- Short exercise -
Return each line holding the string "które".

(Data records)

- - - - - - -

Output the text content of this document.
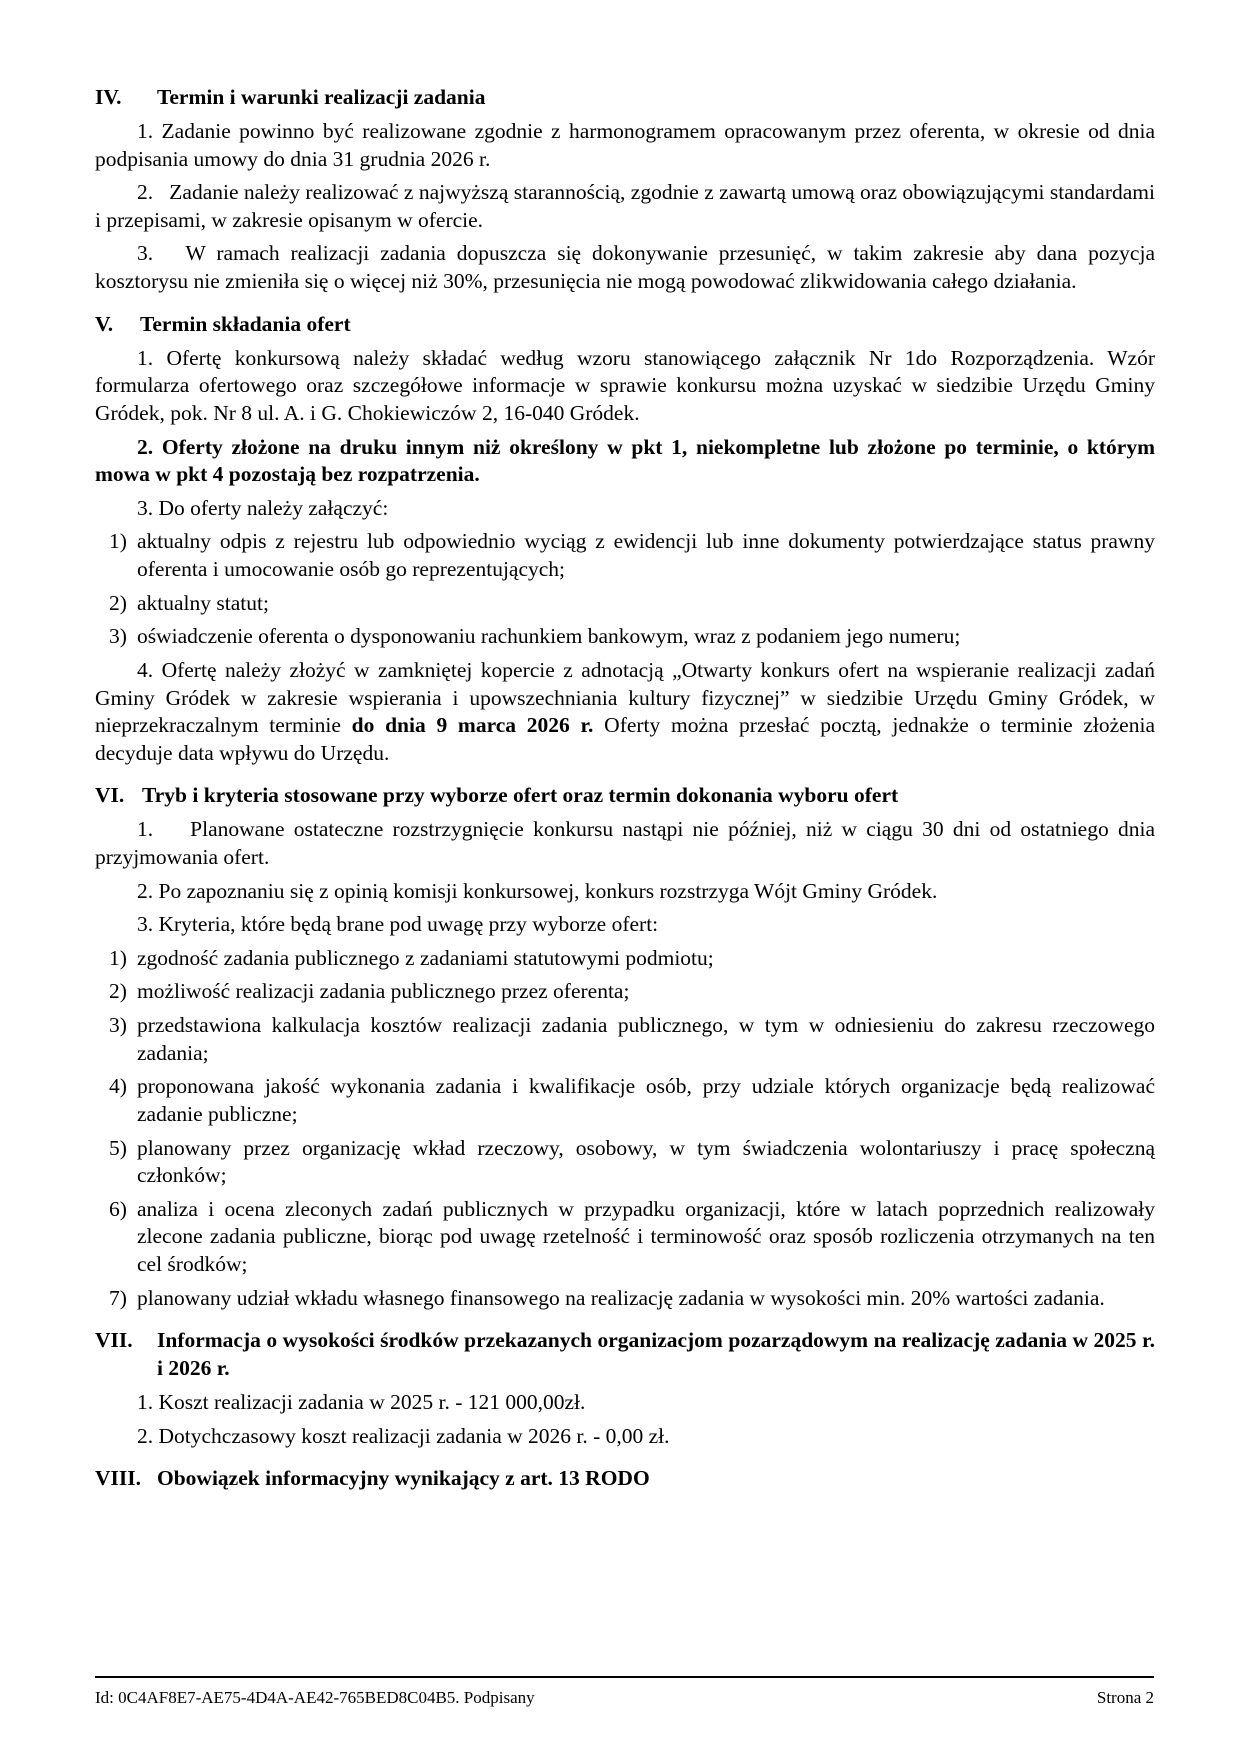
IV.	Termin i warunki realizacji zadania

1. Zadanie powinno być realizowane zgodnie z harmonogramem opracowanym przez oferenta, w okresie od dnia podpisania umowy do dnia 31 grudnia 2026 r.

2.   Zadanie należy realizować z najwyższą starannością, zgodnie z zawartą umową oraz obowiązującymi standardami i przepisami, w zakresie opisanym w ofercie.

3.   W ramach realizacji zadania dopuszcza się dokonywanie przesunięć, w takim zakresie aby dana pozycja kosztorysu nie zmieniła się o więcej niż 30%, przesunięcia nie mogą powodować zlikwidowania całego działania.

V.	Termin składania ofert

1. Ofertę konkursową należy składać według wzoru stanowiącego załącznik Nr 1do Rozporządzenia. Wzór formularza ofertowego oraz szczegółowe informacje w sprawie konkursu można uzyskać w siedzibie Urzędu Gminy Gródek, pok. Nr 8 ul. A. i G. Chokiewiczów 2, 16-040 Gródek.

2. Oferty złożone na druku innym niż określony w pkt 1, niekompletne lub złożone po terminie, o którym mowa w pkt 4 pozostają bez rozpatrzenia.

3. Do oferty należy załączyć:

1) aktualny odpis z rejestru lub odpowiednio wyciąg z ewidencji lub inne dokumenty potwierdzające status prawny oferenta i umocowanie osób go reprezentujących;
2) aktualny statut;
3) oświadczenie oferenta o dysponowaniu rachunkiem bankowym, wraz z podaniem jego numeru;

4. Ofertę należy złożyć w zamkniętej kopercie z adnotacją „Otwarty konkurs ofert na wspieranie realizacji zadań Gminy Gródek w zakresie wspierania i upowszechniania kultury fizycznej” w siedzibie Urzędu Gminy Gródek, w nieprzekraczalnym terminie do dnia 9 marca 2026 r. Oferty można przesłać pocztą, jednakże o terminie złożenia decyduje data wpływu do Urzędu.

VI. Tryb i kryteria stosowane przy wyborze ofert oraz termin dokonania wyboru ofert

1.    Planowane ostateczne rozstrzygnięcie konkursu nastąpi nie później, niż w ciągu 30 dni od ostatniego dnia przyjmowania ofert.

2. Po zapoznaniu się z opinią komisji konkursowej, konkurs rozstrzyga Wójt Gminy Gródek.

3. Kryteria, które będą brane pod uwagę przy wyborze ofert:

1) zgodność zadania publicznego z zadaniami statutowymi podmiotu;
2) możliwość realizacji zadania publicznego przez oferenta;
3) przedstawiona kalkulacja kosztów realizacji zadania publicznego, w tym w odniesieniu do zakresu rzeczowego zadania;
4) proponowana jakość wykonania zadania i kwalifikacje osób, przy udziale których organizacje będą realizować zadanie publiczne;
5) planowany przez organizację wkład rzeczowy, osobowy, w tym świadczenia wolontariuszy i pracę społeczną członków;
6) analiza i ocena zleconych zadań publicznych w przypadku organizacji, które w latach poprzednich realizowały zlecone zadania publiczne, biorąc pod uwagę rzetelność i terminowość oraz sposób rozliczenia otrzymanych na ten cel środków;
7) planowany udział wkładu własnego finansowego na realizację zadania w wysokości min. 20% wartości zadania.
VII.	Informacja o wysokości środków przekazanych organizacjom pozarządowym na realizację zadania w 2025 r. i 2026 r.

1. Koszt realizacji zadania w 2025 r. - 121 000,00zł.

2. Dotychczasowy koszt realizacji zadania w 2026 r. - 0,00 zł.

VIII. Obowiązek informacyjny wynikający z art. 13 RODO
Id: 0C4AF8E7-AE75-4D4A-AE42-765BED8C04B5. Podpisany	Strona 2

- - - - - - -

- Expected output -
3. Kryteria, które będą brane pod uwagę przy wyborze ofert:
6) analiza i ocena zleconych zadań publicznych w przypadku organizacji, które w latach poprzednich realizowały zlecone zadania publiczne, biorąc pod uwagę rzetelność i terminowość oraz sposób rozliczenia otrzymanych na ten cel środków;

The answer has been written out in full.